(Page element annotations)
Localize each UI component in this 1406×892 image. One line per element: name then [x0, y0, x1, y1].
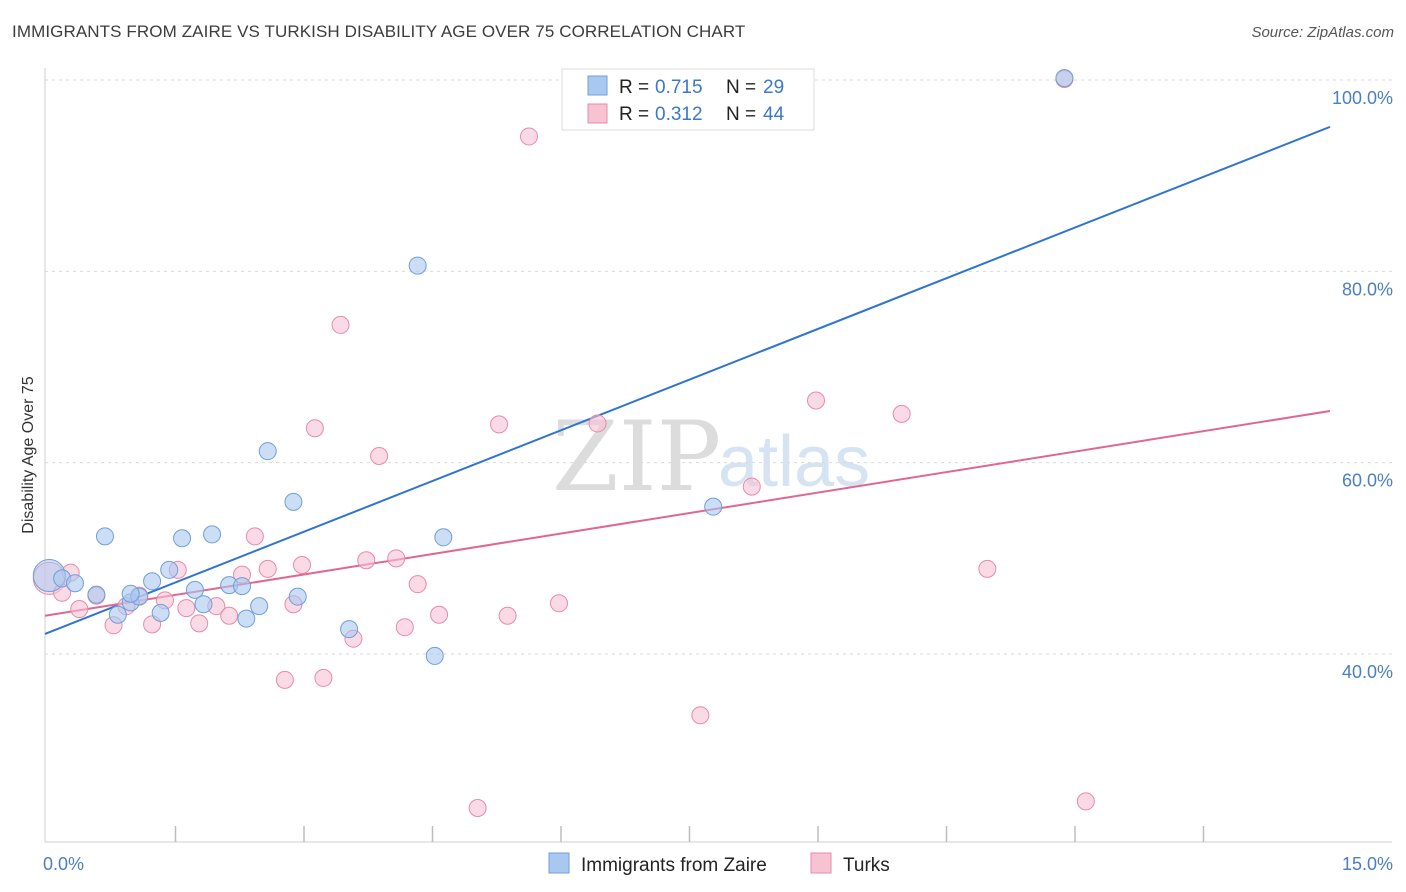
point-turks	[498, 606, 517, 625]
bottom-legend: Immigrants from Zaire Turks	[548, 852, 890, 876]
point-turks	[331, 315, 350, 334]
watermark-zip: ZIP	[552, 401, 721, 513]
point-zaire	[160, 560, 179, 579]
point-zaire	[203, 525, 222, 544]
point-turks	[520, 127, 539, 146]
y-axis-label: Disability Age Over 75	[20, 376, 37, 534]
point-turks	[892, 404, 911, 423]
point-turks	[408, 575, 427, 594]
point-turks	[807, 391, 825, 410]
point-zaire	[143, 572, 162, 591]
point-zaire	[258, 442, 277, 461]
x-tick-label: 0.0%	[43, 854, 84, 874]
point-zaire	[704, 497, 723, 516]
axes	[44, 68, 1392, 843]
point-turks	[275, 670, 294, 689]
y-tick-label: 80.0%	[1342, 279, 1393, 299]
point-zaire	[121, 584, 140, 603]
point-turks	[305, 419, 324, 438]
point-turks	[387, 549, 406, 568]
point-turks	[357, 551, 376, 570]
point-turks	[691, 706, 710, 725]
point-zaire	[185, 580, 204, 599]
legend-r-value-1: 0.715	[655, 77, 703, 98]
trend-line-zaire	[44, 125, 1331, 635]
bottom-legend-swatch-blue	[548, 852, 570, 874]
scatter-points	[32, 69, 1095, 818]
point-zaire	[340, 620, 359, 639]
legend-r-label-1: R =	[619, 77, 649, 98]
point-zaire	[194, 595, 213, 614]
legend-n-label-2: N =	[726, 104, 756, 125]
point-turks	[468, 799, 487, 818]
point-turks	[258, 559, 277, 578]
point-turks	[220, 606, 239, 625]
legend-n-value-2: 44	[763, 104, 785, 125]
watermark-atlas: atlas	[718, 422, 870, 502]
point-zaire	[233, 577, 252, 596]
point-turks	[293, 556, 311, 575]
point-zaire	[408, 256, 427, 275]
source-label: Source: ZipAtlas.com	[1251, 24, 1394, 41]
point-turks	[742, 477, 761, 496]
point-zaire	[1055, 69, 1074, 88]
trend-line-turks	[44, 410, 1331, 617]
point-turks	[490, 415, 509, 434]
y-tick-label: 60.0%	[1342, 471, 1393, 491]
tick-labels: 100.0% 80.0% 60.0% 40.0% 0.0% 15.0%	[43, 88, 1393, 874]
bottom-legend-label-2: Turks	[843, 855, 890, 876]
point-zaire	[288, 587, 307, 606]
point-turks	[1076, 792, 1095, 811]
point-zaire	[284, 492, 303, 511]
point-turks	[588, 414, 607, 433]
legend-n-label-1: N =	[726, 77, 756, 98]
legend-r-value-2: 0.312	[655, 104, 703, 125]
point-turks	[978, 559, 997, 578]
point-turks	[314, 668, 333, 687]
point-zaire	[425, 646, 444, 665]
point-turks	[177, 599, 196, 618]
y-tick-label: 40.0%	[1342, 662, 1393, 682]
point-zaire	[87, 585, 106, 604]
point-turks	[430, 605, 449, 624]
point-zaire	[151, 603, 170, 622]
point-zaire	[250, 597, 269, 616]
y-tick-label: 100.0%	[1332, 88, 1393, 108]
legend-n-value-1: 29	[763, 77, 784, 98]
point-zaire	[95, 527, 114, 546]
point-zaire	[434, 528, 453, 547]
legend-swatch-blue	[587, 75, 608, 96]
point-turks	[370, 446, 389, 465]
legend: R = 0.715 N = 29 R = 0.312 N = 44	[561, 68, 815, 131]
point-turks	[395, 618, 414, 637]
point-turks	[550, 594, 568, 613]
chart-title: IMMIGRANTS FROM ZAIRE VS TURKISH DISABIL…	[12, 22, 746, 41]
point-turks	[190, 614, 209, 633]
trend-lines	[44, 125, 1331, 635]
point-turks	[70, 600, 89, 619]
x-tick-label: 15.0%	[1342, 854, 1393, 874]
legend-swatch-pink	[587, 103, 608, 124]
point-zaire	[108, 605, 127, 624]
point-turks	[245, 527, 264, 546]
bottom-legend-label-1: Immigrants from Zaire	[581, 855, 767, 876]
point-zaire	[173, 529, 192, 548]
point-zaire	[237, 609, 256, 628]
legend-r-label-2: R =	[619, 104, 649, 125]
bottom-legend-swatch-pink	[810, 852, 832, 874]
point-zaire	[65, 574, 84, 593]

What to do -> Rewrite every line of the entries above, swapping "point-zaire" for "marker-zaire" and leaving everything else as it stands. Omit the pictures.

Written solution ->
Localize each UI component in this 1406×892 image. One line per element: name then [x0, y0, x1, y1].
point-turks	[498, 606, 517, 625]
bottom-legend: Immigrants from Zaire Turks	[548, 852, 890, 876]
point-turks	[331, 315, 350, 334]
watermark-zip: ZIP	[552, 401, 721, 513]
marker-zaire	[160, 560, 179, 579]
marker-zaire	[203, 525, 222, 544]
point-turks	[520, 127, 539, 146]
y-axis-label: Disability Age Over 75	[20, 376, 37, 534]
point-turks	[892, 404, 911, 423]
point-turks	[408, 575, 427, 594]
point-turks	[807, 391, 825, 410]
marker-zaire	[143, 572, 162, 591]
marker-zaire	[258, 442, 277, 461]
x-tick-label: 0.0%	[43, 854, 84, 874]
marker-zaire	[704, 497, 723, 516]
axes	[44, 68, 1392, 843]
point-turks	[275, 670, 294, 689]
y-tick-label: 80.0%	[1342, 279, 1393, 299]
marker-zaire	[121, 584, 140, 603]
point-turks	[305, 419, 324, 438]
point-turks	[387, 549, 406, 568]
point-turks	[357, 551, 376, 570]
point-turks	[691, 706, 710, 725]
marker-zaire	[185, 580, 204, 599]
legend-r-value-1: 0.715	[655, 77, 703, 98]
trend-line-zaire	[44, 125, 1331, 635]
bottom-legend-swatch-blue	[548, 852, 570, 874]
scatter-points	[32, 69, 1095, 818]
marker-zaire	[340, 620, 359, 639]
legend-r-label-1: R =	[619, 77, 649, 98]
marker-zaire	[194, 595, 213, 614]
legend-n-label-2: N =	[726, 104, 756, 125]
point-turks	[468, 799, 487, 818]
point-turks	[258, 559, 277, 578]
point-turks	[220, 606, 239, 625]
legend-n-value-2: 44	[763, 104, 785, 125]
watermark-atlas: atlas	[718, 422, 870, 502]
marker-zaire	[233, 577, 252, 596]
point-turks	[293, 556, 311, 575]
marker-zaire	[408, 256, 427, 275]
source-label: Source: ZipAtlas.com	[1251, 24, 1394, 41]
point-turks	[742, 477, 761, 496]
marker-zaire	[1055, 69, 1074, 88]
trend-line-turks	[44, 410, 1331, 617]
point-turks	[490, 415, 509, 434]
y-tick-label: 60.0%	[1342, 471, 1393, 491]
tick-labels: 100.0% 80.0% 60.0% 40.0% 0.0% 15.0%	[43, 88, 1393, 874]
bottom-legend-label-2: Turks	[843, 855, 890, 876]
marker-zaire	[288, 587, 307, 606]
point-turks	[1076, 792, 1095, 811]
marker-zaire	[284, 492, 303, 511]
point-turks	[588, 414, 607, 433]
legend-n-label-1: N =	[726, 77, 756, 98]
legend-r-value-2: 0.312	[655, 104, 703, 125]
point-turks	[978, 559, 997, 578]
point-turks	[314, 668, 333, 687]
marker-zaire	[425, 646, 444, 665]
point-turks	[177, 599, 196, 618]
y-tick-label: 40.0%	[1342, 662, 1393, 682]
marker-zaire	[87, 585, 106, 604]
point-turks	[430, 605, 449, 624]
marker-zaire	[151, 603, 170, 622]
marker-zaire	[250, 597, 269, 616]
y-tick-label: 100.0%	[1332, 88, 1393, 108]
legend-n-value-1: 29	[763, 77, 784, 98]
marker-zaire	[95, 527, 114, 546]
marker-zaire	[434, 528, 453, 547]
legend-swatch-blue	[587, 75, 608, 96]
point-turks	[370, 446, 389, 465]
legend: R = 0.715 N = 29 R = 0.312 N = 44	[561, 68, 815, 131]
point-turks	[395, 618, 414, 637]
point-turks	[550, 594, 568, 613]
chart-title: IMMIGRANTS FROM ZAIRE VS TURKISH DISABIL…	[12, 22, 746, 41]
point-turks	[190, 614, 209, 633]
trend-lines	[44, 125, 1331, 635]
point-turks	[70, 600, 89, 619]
x-tick-label: 15.0%	[1342, 854, 1393, 874]
legend-swatch-pink	[587, 103, 608, 124]
marker-zaire	[108, 605, 127, 624]
point-turks	[245, 527, 264, 546]
bottom-legend-label-1: Immigrants from Zaire	[581, 855, 767, 876]
marker-zaire	[173, 529, 192, 548]
marker-zaire	[237, 609, 256, 628]
legend-r-label-2: R =	[619, 104, 649, 125]
bottom-legend-swatch-pink	[810, 852, 832, 874]
marker-zaire	[65, 574, 84, 593]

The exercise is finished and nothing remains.